Pictures aside, repeat every entry exactly.

(Collected data entries)
<<<<

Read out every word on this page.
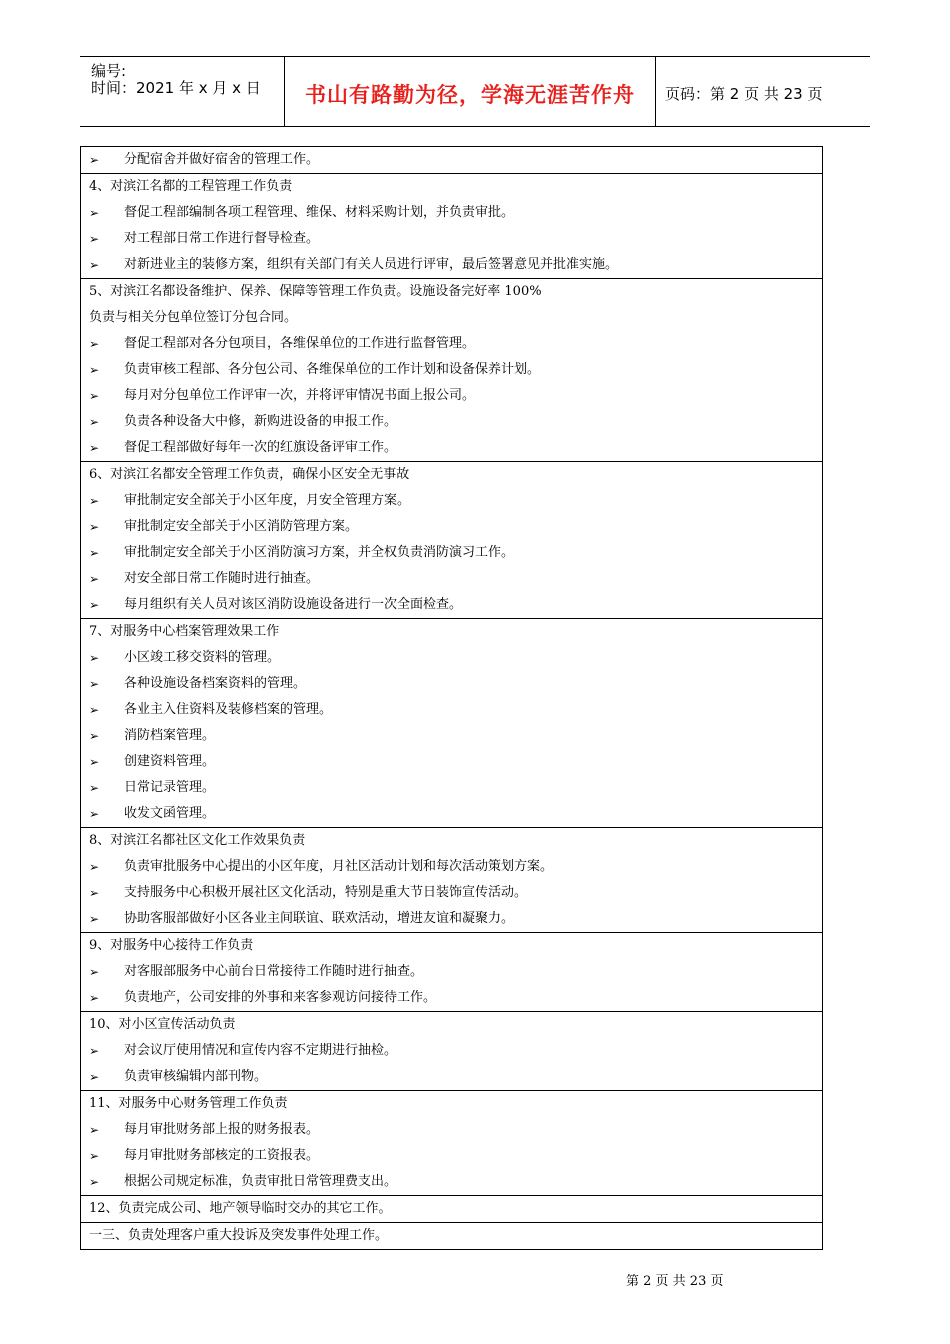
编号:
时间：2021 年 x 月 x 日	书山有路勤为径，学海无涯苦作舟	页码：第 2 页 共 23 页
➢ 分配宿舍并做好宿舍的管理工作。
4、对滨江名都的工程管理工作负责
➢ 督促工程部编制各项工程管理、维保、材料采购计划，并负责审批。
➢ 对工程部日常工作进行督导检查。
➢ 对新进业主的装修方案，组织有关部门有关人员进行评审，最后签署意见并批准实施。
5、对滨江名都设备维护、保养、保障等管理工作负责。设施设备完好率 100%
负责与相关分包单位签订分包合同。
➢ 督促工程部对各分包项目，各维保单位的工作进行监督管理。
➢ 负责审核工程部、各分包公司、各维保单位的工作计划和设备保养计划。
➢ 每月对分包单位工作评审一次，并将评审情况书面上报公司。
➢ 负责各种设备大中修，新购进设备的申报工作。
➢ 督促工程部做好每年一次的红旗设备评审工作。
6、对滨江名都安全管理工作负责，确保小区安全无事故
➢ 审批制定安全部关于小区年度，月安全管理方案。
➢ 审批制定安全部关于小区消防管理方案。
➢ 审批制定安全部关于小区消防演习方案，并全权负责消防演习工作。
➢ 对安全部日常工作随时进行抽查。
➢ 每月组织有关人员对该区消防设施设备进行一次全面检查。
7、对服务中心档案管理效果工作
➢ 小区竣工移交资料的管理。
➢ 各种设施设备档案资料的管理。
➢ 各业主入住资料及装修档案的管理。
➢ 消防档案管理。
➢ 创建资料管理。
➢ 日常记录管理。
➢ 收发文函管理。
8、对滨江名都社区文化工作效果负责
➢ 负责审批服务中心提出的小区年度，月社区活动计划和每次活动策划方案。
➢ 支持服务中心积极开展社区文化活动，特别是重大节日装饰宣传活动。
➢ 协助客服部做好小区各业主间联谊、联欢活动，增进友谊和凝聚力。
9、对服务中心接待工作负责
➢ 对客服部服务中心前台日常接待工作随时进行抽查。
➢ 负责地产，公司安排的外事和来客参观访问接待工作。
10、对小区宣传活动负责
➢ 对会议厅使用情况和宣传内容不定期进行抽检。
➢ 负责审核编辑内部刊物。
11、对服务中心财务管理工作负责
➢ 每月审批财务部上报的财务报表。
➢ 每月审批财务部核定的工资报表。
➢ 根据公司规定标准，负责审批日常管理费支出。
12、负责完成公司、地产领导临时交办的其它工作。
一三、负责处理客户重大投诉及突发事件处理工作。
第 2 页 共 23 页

>>>>

§ FULL SOLUTION:
Read out every word on this page.
编号:
时间：2021 年 x 月 x 日	书山有路勤为径，学海无涯苦作舟	页码：第 2 页 共 23 页
➢ 分配宿舍并做好宿舍的管理工作。
4、对滨江名都的工程管理工作负责
➢ 督促工程部编制各项工程管理、维保、材料采购计划，并负责审批。
➢ 对工程部日常工作进行督导检查。
➢ 对新进业主的装修方案，组织有关部门有关人员进行评审，最后签署意见并批准实施。
5、对滨江名都设备维护、保养、保障等管理工作负责。设施设备完好率 100%
负责与相关分包单位签订分包合同。
➢ 督促工程部对各分包项目，各维保单位的工作进行监督管理。
➢ 负责审核工程部、各分包公司、各维保单位的工作计划和设备保养计划。
➢ 每月对分包单位工作评审一次，并将评审情况书面上报公司。
➢ 负责各种设备大中修，新购进设备的申报工作。
➢ 督促工程部做好每年一次的红旗设备评审工作。
6、对滨江名都安全管理工作负责，确保小区安全无事故
➢ 审批制定安全部关于小区年度，月安全管理方案。
➢ 审批制定安全部关于小区消防管理方案。
➢ 审批制定安全部关于小区消防演习方案，并全权负责消防演习工作。
➢ 对安全部日常工作随时进行抽查。
➢ 每月组织有关人员对该区消防设施设备进行一次全面检查。
7、对服务中心档案管理效果工作
➢ 小区竣工移交资料的管理。
➢ 各种设施设备档案资料的管理。
➢ 各业主入住资料及装修档案的管理。
➢ 消防档案管理。
➢ 创建资料管理。
➢ 日常记录管理。
➢ 收发文函管理。
8、对滨江名都社区文化工作效果负责
➢ 负责审批服务中心提出的小区年度，月社区活动计划和每次活动策划方案。
➢ 支持服务中心积极开展社区文化活动，特别是重大节日装饰宣传活动。
➢ 协助客服部做好小区各业主间联谊、联欢活动，增进友谊和凝聚力。
9、对服务中心接待工作负责
➢ 对客服部服务中心前台日常接待工作随时进行抽查。
➢ 负责地产，公司安排的外事和来客参观访问接待工作。
10、对小区宣传活动负责
➢ 对会议厅使用情况和宣传内容不定期进行抽检。
➢ 负责审核编辑内部刊物。
11、对服务中心财务管理工作负责
➢ 每月审批财务部上报的财务报表。
➢ 每月审批财务部核定的工资报表。
➢ 根据公司规定标准，负责审批日常管理费支出。
12、负责完成公司、地产领导临时交办的其它工作。
一三、负责处理客户重大投诉及突发事件处理工作。
第 2 页 共 23 页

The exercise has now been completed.